[begin Material]

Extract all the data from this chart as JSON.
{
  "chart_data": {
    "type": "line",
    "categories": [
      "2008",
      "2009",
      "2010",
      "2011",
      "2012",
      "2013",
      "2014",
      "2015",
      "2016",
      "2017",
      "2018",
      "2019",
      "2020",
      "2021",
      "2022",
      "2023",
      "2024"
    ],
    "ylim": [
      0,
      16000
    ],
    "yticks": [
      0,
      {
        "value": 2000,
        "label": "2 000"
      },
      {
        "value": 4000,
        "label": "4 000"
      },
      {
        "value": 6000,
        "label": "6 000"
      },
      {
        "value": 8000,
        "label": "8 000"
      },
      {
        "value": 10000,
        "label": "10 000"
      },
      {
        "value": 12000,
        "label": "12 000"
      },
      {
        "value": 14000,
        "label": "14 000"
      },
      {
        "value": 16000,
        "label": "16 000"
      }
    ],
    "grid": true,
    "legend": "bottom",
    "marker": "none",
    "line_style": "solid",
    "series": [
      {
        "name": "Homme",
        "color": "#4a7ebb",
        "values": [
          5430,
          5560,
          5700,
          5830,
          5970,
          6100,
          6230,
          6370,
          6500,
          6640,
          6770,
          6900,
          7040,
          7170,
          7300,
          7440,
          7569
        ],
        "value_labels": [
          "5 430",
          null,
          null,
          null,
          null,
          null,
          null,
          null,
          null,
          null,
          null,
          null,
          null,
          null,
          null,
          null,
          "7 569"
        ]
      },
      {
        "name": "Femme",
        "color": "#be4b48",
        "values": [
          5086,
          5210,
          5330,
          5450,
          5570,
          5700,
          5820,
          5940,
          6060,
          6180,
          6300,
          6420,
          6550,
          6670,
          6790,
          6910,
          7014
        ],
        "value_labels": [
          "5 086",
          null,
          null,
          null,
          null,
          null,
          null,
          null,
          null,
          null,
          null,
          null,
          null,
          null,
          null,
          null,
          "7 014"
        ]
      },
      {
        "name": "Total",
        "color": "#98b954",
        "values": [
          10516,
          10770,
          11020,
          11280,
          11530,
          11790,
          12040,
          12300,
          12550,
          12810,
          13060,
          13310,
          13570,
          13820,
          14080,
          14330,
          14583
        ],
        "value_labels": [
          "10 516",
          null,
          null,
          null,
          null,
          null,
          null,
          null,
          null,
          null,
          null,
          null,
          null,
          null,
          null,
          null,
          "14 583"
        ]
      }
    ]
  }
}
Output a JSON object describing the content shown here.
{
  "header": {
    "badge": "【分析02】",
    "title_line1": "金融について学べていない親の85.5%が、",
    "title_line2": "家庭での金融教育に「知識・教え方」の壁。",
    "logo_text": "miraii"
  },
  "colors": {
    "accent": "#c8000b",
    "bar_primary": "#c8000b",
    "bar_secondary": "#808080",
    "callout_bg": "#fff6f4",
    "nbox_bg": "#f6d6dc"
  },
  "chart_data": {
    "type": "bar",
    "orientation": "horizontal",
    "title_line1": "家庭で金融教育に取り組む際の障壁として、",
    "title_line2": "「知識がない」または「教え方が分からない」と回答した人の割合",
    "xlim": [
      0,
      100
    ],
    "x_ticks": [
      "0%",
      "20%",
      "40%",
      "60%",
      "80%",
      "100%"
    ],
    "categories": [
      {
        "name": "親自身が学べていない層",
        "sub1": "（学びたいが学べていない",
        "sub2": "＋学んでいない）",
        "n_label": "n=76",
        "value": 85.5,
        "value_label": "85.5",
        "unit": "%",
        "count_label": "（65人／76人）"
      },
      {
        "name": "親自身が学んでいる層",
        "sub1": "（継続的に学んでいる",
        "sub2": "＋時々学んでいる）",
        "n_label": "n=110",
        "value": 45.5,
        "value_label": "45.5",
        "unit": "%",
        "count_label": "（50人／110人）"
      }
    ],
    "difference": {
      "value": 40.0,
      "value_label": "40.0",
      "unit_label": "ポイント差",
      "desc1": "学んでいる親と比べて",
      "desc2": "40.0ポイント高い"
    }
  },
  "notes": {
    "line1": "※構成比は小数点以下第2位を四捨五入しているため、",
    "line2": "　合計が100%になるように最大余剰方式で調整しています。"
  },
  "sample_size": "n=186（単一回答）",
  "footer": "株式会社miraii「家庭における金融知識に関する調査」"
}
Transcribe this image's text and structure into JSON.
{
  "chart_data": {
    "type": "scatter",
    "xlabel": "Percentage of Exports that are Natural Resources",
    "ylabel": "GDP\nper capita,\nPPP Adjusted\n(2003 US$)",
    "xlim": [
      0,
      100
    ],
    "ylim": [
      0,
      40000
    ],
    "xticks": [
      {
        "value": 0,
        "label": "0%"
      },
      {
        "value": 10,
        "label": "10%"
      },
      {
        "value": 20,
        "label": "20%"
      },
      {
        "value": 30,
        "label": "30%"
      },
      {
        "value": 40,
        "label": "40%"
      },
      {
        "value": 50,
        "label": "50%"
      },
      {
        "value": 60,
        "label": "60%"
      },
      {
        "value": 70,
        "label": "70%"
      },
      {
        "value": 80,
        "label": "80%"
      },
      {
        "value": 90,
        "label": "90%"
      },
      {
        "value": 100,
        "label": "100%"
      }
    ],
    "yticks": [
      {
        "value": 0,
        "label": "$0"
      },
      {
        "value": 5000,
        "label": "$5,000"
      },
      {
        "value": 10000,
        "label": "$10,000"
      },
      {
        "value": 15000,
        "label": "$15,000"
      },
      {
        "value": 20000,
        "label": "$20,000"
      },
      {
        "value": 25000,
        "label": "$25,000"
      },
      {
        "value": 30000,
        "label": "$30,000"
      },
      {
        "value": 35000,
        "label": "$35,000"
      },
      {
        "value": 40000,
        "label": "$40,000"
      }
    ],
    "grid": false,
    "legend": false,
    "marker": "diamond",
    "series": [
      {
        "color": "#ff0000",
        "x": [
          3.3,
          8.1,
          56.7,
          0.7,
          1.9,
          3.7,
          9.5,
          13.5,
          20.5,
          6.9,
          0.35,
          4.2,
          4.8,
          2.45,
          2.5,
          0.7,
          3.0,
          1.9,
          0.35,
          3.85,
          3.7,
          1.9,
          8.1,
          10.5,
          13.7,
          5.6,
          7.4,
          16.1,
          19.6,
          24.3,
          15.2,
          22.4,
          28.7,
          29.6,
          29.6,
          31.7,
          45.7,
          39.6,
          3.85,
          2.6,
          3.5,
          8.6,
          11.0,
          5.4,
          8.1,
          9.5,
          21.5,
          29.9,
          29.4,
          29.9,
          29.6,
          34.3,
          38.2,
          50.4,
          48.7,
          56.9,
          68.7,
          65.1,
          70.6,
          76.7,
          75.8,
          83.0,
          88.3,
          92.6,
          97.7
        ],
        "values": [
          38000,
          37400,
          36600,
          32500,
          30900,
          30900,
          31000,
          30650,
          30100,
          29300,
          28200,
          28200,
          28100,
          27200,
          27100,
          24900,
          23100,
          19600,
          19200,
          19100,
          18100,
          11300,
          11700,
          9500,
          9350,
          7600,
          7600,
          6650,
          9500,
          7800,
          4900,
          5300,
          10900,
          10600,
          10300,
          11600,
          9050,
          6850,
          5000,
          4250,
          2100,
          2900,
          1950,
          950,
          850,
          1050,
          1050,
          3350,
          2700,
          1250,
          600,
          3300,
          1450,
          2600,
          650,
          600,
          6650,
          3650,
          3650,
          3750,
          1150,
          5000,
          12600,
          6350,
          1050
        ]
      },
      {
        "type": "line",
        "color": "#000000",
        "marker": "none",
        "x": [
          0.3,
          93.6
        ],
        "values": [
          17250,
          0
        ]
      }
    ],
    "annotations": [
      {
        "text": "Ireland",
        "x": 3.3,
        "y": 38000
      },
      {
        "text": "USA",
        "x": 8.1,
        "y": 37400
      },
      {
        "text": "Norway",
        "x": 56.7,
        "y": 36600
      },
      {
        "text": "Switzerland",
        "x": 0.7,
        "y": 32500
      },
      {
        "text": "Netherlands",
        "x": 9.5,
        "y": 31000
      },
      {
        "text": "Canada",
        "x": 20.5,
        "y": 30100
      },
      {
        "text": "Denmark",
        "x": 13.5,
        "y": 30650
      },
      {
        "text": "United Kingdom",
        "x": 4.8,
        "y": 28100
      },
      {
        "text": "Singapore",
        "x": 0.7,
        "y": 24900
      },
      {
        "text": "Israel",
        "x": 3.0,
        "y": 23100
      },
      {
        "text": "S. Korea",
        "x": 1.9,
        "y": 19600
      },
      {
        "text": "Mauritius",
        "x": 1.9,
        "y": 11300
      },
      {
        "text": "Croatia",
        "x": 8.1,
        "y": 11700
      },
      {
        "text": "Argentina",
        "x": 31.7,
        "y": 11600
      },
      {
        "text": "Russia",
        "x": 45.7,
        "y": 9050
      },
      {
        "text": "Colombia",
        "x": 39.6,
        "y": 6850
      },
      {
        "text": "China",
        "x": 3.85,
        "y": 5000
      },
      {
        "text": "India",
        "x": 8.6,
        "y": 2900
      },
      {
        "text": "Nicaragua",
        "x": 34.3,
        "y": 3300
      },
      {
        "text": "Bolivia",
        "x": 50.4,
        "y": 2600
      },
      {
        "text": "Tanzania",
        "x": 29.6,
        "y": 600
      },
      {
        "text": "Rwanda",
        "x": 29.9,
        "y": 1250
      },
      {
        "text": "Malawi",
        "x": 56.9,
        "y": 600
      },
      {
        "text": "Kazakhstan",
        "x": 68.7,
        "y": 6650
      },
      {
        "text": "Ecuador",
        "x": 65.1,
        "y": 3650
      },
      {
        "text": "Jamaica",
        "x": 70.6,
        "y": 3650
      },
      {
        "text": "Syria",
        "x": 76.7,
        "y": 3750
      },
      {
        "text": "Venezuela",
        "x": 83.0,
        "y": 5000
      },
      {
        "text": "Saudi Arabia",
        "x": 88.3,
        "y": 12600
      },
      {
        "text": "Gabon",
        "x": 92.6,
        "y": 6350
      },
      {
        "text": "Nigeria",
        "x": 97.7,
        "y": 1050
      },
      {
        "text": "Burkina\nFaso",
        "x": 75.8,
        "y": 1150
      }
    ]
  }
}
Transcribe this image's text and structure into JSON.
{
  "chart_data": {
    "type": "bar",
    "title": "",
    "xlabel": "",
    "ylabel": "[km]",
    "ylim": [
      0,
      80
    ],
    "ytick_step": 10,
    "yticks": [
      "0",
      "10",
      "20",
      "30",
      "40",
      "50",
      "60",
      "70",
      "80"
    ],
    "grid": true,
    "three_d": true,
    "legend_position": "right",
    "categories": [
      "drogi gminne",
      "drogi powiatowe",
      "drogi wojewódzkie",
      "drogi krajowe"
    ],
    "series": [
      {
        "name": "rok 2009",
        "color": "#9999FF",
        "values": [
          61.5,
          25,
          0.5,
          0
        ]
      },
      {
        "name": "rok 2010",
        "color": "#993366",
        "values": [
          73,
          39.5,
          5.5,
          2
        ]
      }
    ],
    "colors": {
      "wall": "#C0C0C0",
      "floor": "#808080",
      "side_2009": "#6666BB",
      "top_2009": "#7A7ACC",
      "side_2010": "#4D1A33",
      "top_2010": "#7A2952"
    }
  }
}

[end Material]

_Your goal_
Return each line among the entries that holds the word "ylabel".

_Answer below_
    "ylabel": "GDP\nper capita,\nPPP Adjusted\n(2003 US$)",
    "ylabel": "[km]",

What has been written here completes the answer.